The records below must be transcribed exactly. Do not include the pictures.

--- begin The records ---

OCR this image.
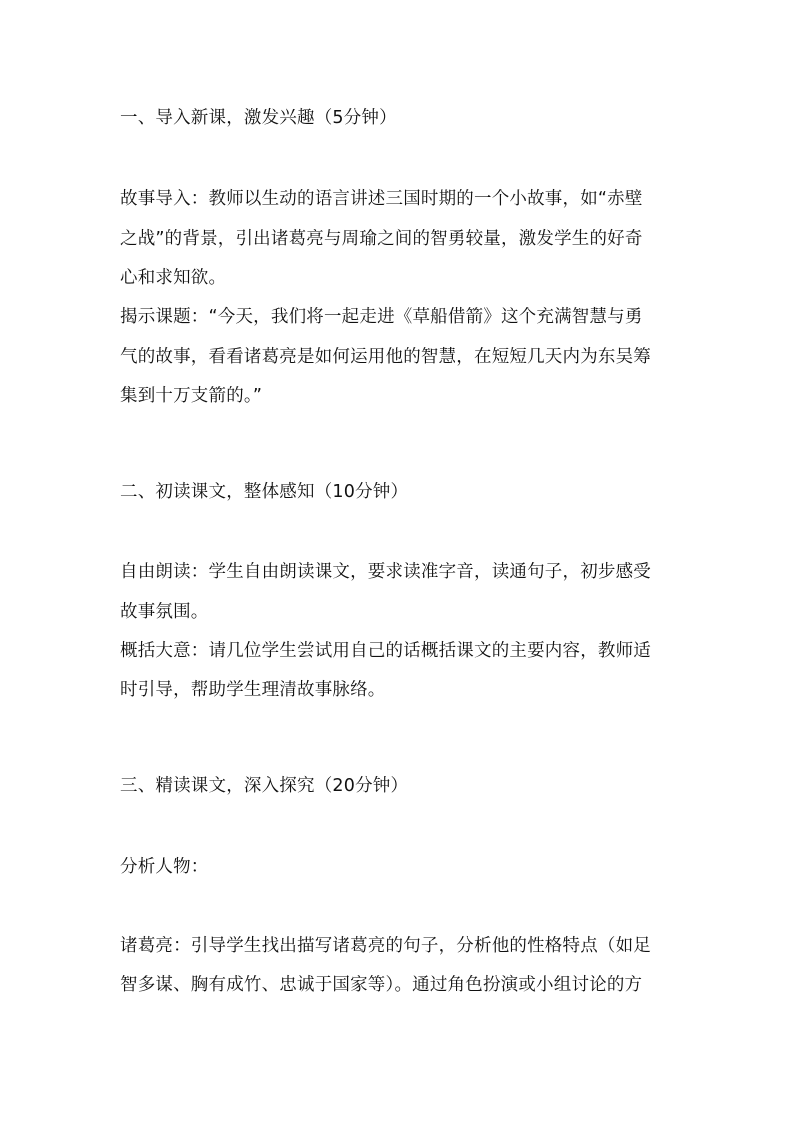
一、导入新课，激发兴趣（5分钟）
故事导入：教师以生动的语言讲述三国时期的一个小故事，如“赤壁
之战”的背景，引出诸葛亮与周瑜之间的智勇较量，激发学生的好奇
心和求知欲。
揭示课题：“今天，我们将一起走进《草船借箭》这个充满智慧与勇
气的故事，看看诸葛亮是如何运用他的智慧，在短短几天内为东吴筹
集到十万支箭的。”
二、初读课文，整体感知（10分钟）
自由朗读：学生自由朗读课文，要求读准字音，读通句子，初步感受
故事氛围。
概括大意：请几位学生尝试用自己的话概括课文的主要内容，教师适
时引导，帮助学生理清故事脉络。
三、精读课文，深入探究（20分钟）
分析人物：
诸葛亮：引导学生找出描写诸葛亮的句子，分析他的性格特点（如足
智多谋、胸有成竹、忠诚于国家等）。通过角色扮演或小组讨论的方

--- end The records ---

*Task response*
OCR this image.
一、导入新课，激发兴趣（5分钟）
故事导入：教师以生动的语言讲述三国时期的一个小故事，如“赤壁
之战”的背景，引出诸葛亮与周瑜之间的智勇较量，激发学生的好奇
心和求知欲。
揭示课题：“今天，我们将一起走进《草船借箭》这个充满智慧与勇
气的故事，看看诸葛亮是如何运用他的智慧，在短短几天内为东吴筹
集到十万支箭的。”
二、初读课文，整体感知（10分钟）
自由朗读：学生自由朗读课文，要求读准字音，读通句子，初步感受
故事氛围。
概括大意：请几位学生尝试用自己的话概括课文的主要内容，教师适
时引导，帮助学生理清故事脉络。
三、精读课文，深入探究（20分钟）
分析人物：
诸葛亮：引导学生找出描写诸葛亮的句子，分析他的性格特点（如足
智多谋、胸有成竹、忠诚于国家等）。通过角色扮演或小组讨论的方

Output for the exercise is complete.